--- Short problem ---
Find the word "effectively" in the listing; pull out each line holding it.

--- The data ---
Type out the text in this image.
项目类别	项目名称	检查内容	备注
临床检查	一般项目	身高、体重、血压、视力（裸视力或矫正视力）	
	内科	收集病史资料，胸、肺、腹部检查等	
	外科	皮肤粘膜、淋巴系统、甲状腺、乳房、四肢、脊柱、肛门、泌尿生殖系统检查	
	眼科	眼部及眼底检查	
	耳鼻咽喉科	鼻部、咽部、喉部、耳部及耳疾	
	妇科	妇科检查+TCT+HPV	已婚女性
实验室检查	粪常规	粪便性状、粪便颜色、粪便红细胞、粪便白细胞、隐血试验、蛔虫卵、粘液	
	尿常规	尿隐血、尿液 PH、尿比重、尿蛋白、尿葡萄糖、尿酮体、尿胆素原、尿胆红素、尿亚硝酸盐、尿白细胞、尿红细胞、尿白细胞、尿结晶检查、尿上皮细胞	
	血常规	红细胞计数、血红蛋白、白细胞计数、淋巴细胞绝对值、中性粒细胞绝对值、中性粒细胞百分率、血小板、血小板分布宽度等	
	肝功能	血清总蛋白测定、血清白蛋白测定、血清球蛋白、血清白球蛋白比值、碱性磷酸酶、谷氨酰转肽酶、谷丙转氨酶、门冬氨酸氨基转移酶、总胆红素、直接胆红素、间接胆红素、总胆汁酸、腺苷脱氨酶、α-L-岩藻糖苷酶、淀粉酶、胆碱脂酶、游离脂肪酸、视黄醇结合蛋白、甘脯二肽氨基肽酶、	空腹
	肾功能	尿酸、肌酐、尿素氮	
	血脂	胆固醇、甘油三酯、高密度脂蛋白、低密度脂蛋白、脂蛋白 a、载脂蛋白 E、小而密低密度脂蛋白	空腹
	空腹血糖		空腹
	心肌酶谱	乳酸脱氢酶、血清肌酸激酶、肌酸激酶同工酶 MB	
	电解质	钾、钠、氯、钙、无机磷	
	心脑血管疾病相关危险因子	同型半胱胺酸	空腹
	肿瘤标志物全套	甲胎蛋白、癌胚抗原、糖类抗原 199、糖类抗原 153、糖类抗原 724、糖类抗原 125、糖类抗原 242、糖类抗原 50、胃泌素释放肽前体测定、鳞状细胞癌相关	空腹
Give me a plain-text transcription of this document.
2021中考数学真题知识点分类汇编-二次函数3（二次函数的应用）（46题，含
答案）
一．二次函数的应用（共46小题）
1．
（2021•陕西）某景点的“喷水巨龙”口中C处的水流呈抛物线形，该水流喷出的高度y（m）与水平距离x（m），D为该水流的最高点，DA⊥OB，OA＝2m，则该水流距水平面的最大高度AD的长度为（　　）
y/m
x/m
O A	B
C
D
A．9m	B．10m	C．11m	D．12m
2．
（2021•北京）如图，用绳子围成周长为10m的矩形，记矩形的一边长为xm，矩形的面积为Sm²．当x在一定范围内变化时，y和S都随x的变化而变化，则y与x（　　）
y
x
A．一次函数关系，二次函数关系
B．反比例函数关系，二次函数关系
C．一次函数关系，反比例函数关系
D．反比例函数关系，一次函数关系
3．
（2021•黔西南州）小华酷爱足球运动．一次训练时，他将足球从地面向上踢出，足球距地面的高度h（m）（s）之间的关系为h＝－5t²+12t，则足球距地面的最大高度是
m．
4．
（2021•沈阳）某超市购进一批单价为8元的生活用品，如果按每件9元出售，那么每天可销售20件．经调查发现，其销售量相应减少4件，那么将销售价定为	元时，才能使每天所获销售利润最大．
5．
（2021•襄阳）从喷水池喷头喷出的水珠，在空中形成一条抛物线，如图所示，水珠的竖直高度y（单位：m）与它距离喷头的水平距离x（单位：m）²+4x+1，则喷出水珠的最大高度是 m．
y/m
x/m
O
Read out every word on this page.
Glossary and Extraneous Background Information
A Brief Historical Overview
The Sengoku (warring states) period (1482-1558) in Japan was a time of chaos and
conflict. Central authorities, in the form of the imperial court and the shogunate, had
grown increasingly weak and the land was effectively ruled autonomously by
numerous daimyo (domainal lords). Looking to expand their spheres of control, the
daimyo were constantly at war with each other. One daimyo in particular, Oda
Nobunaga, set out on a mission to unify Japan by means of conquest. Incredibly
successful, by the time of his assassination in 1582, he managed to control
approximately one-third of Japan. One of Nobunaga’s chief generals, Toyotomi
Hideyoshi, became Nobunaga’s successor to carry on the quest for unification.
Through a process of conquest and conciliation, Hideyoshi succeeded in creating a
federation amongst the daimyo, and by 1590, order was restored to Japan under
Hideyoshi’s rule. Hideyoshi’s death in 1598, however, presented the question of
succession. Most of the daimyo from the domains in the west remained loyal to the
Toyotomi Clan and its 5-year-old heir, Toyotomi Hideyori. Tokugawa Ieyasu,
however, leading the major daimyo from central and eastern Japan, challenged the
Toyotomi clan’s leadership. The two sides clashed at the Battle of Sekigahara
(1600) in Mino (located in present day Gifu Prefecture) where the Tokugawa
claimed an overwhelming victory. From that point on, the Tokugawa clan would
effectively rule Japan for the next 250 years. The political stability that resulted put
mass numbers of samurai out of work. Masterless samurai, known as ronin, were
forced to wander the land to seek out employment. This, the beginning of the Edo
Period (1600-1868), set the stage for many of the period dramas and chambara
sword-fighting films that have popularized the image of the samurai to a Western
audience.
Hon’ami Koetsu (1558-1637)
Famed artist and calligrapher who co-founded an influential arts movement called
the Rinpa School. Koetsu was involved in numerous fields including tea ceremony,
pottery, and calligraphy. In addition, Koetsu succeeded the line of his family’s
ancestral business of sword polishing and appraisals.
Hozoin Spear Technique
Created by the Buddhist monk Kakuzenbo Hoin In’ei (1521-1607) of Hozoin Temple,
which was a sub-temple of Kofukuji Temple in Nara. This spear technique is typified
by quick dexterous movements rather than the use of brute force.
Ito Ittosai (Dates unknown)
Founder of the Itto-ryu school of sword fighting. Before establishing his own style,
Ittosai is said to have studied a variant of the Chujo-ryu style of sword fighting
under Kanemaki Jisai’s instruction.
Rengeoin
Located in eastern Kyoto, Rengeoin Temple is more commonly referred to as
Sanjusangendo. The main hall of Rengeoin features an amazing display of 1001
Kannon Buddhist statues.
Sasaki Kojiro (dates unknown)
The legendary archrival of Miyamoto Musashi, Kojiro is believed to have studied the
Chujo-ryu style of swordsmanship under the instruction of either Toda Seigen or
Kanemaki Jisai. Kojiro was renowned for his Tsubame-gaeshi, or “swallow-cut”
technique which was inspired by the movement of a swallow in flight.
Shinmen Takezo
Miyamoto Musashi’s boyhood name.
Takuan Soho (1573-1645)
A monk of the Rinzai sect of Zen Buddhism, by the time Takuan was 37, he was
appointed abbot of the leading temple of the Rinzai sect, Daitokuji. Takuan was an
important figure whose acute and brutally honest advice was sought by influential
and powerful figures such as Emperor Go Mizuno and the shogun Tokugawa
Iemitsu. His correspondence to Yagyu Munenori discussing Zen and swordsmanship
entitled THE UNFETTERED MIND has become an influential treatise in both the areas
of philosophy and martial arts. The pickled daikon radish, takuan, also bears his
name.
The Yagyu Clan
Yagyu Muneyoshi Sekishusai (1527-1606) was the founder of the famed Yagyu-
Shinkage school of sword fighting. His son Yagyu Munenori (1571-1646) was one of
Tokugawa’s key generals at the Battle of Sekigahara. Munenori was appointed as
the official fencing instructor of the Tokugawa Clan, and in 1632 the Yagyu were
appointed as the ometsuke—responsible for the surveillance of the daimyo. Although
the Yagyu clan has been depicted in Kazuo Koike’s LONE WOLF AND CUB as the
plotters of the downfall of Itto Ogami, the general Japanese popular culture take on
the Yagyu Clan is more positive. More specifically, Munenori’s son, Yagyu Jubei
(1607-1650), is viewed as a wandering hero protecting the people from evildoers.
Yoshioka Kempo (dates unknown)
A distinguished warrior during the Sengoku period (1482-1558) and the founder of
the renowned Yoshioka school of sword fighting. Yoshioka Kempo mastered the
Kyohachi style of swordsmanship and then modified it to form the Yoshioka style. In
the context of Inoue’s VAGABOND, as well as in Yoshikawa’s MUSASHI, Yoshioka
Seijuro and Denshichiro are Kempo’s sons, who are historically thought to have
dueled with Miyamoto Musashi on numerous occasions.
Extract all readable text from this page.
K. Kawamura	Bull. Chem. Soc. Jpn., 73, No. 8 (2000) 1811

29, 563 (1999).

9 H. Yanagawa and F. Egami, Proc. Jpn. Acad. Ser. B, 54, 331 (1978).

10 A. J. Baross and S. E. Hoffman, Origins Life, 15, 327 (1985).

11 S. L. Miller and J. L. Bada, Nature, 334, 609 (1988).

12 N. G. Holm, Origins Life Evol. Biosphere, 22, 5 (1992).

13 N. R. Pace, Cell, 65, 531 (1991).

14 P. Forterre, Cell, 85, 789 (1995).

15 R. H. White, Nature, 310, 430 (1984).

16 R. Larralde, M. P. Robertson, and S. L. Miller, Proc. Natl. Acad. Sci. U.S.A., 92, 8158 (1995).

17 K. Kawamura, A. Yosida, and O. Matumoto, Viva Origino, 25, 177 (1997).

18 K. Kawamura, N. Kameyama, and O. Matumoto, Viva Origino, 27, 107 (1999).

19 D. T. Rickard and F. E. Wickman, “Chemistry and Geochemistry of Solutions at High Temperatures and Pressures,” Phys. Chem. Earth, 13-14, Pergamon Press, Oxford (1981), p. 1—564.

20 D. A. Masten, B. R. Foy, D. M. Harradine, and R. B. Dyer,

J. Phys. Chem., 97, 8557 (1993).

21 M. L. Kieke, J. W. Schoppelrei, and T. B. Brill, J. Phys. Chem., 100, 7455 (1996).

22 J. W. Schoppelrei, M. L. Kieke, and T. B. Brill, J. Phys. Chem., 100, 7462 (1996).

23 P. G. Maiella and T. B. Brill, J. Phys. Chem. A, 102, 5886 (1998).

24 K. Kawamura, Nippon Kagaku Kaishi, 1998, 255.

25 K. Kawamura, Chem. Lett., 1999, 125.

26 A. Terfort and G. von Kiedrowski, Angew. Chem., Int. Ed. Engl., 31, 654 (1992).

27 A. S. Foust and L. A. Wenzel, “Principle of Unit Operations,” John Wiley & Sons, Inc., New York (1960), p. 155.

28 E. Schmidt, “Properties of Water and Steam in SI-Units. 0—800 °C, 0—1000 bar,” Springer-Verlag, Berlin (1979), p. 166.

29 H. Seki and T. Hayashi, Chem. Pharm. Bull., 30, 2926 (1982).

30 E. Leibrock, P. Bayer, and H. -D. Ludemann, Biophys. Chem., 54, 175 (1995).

--- Completed task ---
grown increasingly weak and the land was effectively ruled autonomously by
effectively rule Japan for the next 250 years. The political stability that resulted put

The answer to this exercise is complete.